_SUPPLIED RECORDS:_

◇ ◇ ◇ ◇ ◇

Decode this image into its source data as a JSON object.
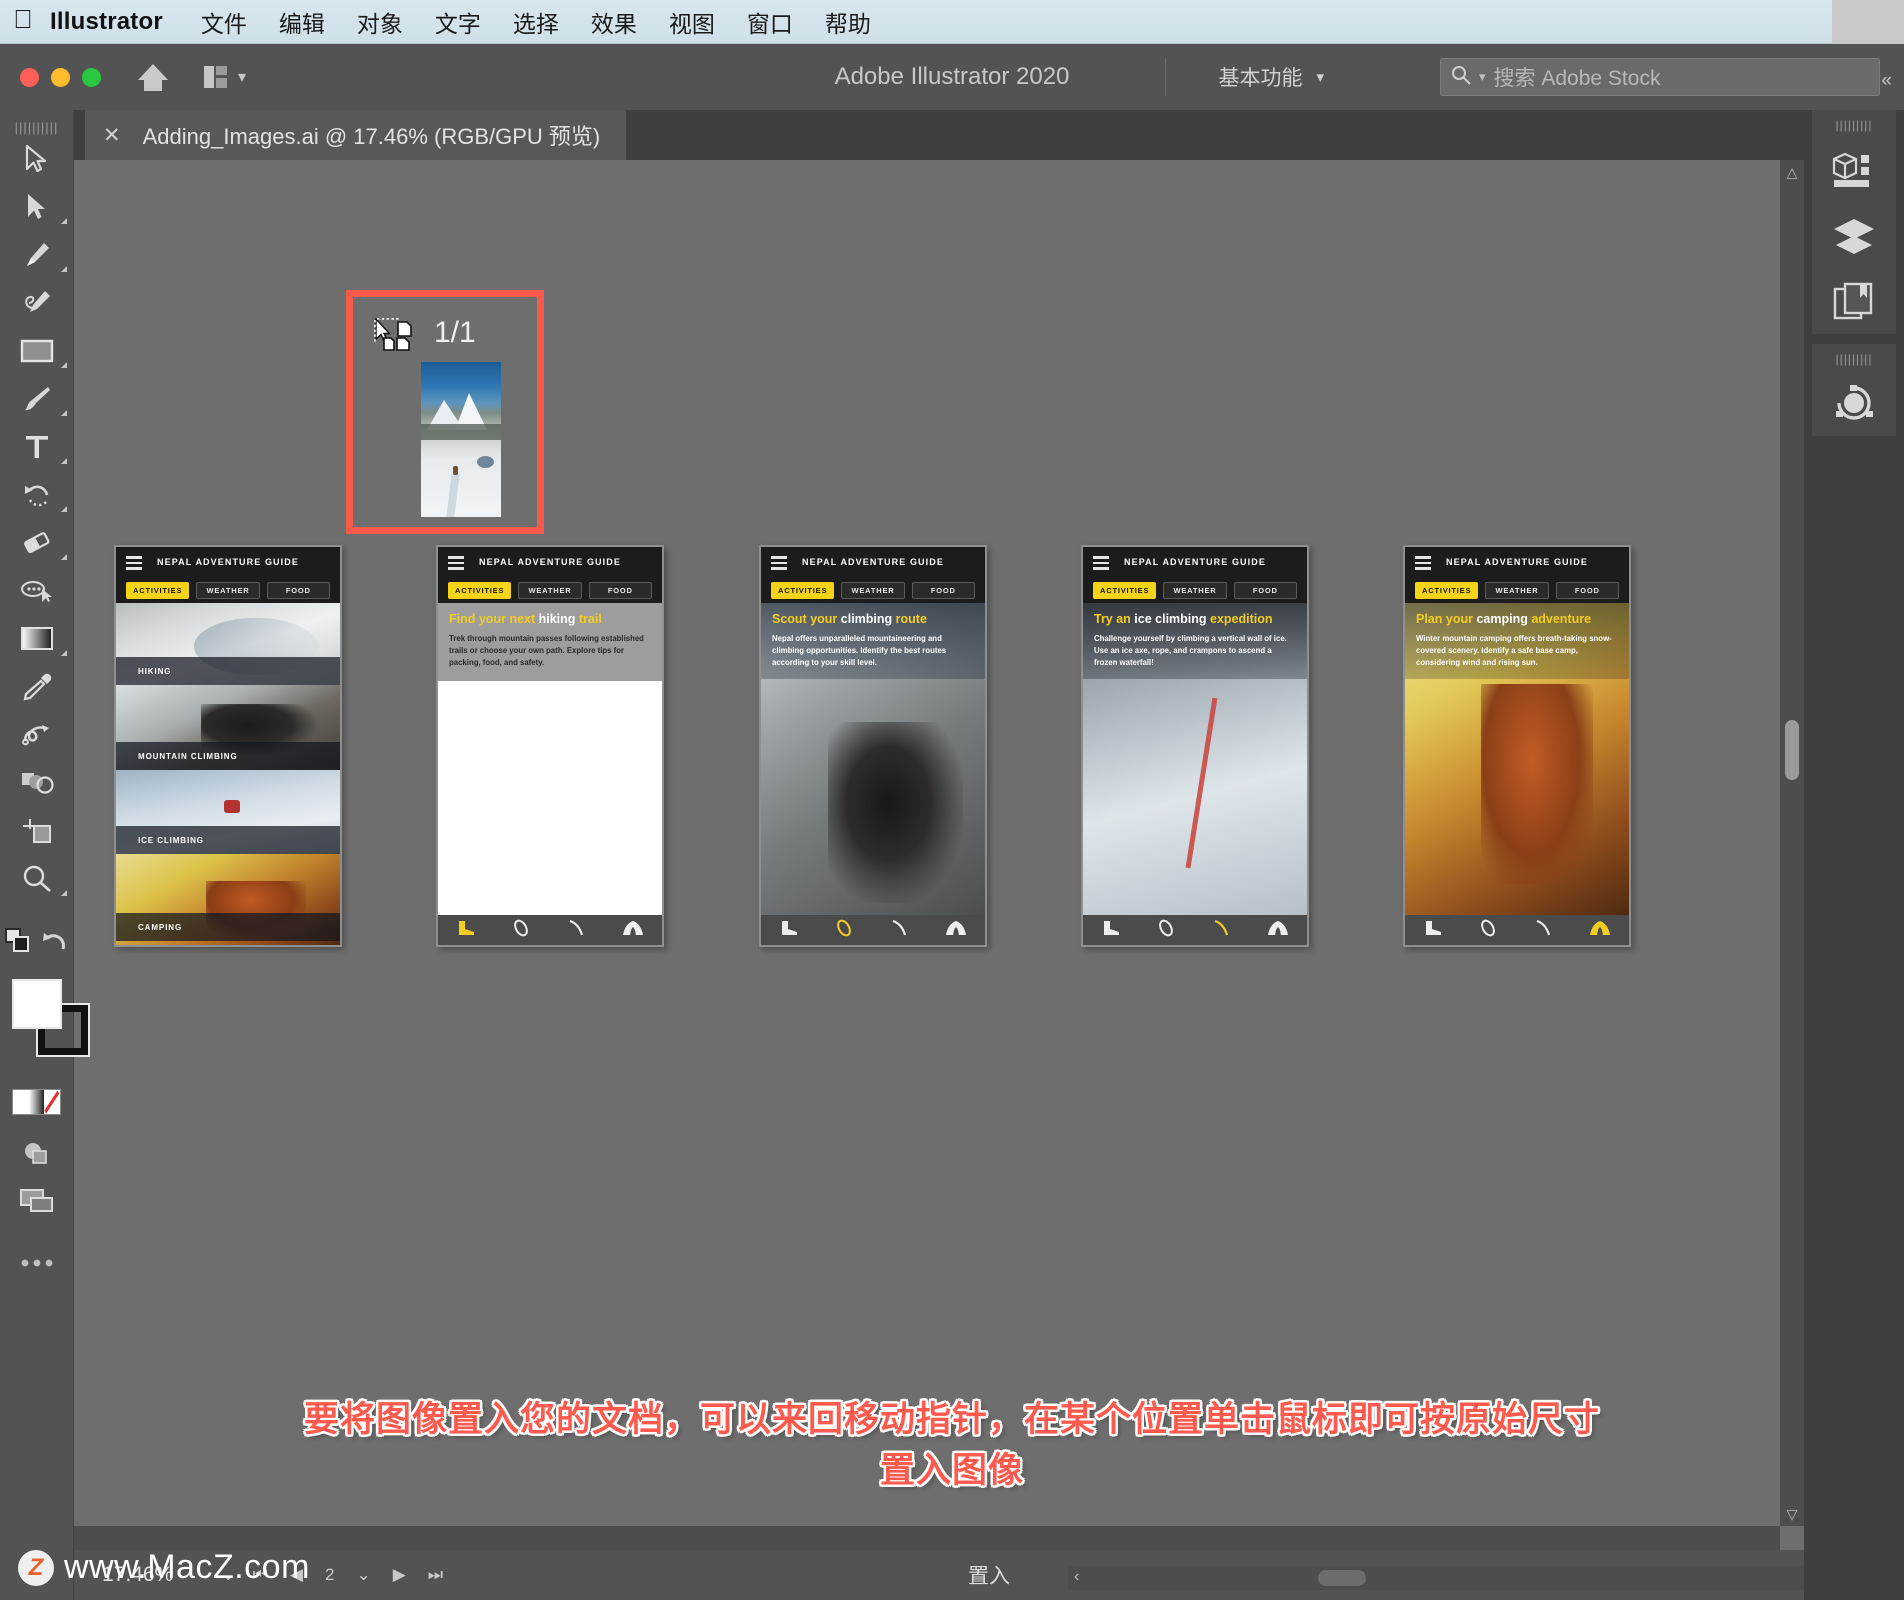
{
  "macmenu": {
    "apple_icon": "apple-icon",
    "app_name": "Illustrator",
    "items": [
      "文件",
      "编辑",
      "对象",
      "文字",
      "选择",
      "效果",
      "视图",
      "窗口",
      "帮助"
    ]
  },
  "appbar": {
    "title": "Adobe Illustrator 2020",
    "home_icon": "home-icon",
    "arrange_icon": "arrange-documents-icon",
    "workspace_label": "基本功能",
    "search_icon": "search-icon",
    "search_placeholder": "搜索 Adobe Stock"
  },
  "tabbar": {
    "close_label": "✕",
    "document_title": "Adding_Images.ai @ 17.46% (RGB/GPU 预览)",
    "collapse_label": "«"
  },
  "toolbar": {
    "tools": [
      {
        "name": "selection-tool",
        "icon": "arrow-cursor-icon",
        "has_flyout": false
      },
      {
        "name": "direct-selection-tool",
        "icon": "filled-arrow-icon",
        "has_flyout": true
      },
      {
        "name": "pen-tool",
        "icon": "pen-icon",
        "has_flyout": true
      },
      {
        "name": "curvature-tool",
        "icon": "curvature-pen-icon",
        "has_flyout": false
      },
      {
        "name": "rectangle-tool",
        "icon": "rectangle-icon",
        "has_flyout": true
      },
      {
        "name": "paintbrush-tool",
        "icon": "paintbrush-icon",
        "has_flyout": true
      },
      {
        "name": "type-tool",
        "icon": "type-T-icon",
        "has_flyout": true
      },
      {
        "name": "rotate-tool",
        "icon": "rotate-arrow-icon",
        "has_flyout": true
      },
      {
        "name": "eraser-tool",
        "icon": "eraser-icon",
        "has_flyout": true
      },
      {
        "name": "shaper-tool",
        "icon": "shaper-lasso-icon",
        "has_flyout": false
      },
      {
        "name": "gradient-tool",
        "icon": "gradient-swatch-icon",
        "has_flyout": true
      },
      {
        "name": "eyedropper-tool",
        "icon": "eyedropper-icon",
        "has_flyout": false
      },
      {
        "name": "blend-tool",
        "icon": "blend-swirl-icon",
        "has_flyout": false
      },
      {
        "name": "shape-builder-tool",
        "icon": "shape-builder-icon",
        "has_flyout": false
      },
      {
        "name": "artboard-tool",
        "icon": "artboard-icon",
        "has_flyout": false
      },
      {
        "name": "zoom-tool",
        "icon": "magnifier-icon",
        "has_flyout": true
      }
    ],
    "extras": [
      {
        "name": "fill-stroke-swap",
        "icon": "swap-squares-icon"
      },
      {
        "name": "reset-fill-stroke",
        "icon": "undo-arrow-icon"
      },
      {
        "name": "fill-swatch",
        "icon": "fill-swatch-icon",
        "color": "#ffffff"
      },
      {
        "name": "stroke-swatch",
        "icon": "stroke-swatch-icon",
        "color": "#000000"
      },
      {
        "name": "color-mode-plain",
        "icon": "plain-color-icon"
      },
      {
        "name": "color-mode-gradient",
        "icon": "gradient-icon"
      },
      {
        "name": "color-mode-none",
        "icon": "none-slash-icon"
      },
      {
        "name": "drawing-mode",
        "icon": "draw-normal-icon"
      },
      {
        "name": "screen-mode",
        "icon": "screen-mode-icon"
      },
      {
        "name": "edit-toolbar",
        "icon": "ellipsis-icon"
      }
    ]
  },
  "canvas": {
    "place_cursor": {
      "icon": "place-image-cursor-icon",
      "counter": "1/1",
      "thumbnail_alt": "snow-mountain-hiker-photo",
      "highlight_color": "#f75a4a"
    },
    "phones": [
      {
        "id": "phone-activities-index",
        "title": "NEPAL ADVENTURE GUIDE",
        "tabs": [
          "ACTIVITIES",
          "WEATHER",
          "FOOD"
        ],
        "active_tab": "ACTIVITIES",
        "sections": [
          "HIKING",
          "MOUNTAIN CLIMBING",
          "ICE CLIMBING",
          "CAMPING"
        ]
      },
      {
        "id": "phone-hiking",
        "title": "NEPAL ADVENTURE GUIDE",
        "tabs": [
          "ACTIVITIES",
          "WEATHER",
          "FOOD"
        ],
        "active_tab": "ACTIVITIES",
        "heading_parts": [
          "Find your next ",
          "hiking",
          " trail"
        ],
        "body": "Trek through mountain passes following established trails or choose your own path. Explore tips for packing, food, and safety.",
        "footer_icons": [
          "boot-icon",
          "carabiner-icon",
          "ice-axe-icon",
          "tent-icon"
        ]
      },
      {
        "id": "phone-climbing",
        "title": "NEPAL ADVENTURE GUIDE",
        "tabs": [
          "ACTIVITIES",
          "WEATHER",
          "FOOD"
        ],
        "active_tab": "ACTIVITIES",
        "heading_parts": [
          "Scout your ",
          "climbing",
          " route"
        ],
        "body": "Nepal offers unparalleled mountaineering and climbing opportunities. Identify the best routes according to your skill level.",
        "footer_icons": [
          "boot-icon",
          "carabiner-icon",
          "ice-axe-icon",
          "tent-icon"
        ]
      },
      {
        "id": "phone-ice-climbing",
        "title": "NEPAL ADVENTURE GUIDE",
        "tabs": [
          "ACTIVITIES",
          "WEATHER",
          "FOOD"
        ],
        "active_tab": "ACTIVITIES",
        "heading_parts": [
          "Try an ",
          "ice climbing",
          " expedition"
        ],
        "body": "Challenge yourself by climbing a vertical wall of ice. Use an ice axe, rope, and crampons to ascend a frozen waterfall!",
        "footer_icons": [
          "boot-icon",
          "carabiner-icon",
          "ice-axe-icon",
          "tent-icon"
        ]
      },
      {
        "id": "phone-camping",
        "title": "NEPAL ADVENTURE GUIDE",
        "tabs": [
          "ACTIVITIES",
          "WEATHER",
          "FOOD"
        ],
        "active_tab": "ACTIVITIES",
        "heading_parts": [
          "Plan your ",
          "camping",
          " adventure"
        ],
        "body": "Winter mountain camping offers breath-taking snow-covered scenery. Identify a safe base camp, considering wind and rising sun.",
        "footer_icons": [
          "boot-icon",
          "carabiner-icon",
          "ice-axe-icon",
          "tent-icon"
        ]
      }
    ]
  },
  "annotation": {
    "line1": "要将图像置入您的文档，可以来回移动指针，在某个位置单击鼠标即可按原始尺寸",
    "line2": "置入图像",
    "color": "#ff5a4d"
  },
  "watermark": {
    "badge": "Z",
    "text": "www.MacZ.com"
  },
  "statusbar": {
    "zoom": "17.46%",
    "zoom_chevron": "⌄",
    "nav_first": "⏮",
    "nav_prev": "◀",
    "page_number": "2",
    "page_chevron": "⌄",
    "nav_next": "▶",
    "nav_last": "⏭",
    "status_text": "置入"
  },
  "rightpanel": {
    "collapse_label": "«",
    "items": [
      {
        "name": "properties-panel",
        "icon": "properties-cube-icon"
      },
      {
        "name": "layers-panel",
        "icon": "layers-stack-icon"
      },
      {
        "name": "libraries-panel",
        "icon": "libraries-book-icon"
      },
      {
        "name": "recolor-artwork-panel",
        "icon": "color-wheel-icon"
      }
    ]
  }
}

◇ ◇ ◇ ◇ ◇

_PROBLEM TO WORK ON:_ Copy each line of the listing that contains the string "Identify".

_RESULT BELOW:_
        "body": "Nepal offers unparalleled mountaineering and climbing opportunities. Identify the best routes according to your skill level.",
        "body": "Winter mountain camping offers breath-taking snow-covered scenery. Identify a safe base camp, considering wind and rising sun.",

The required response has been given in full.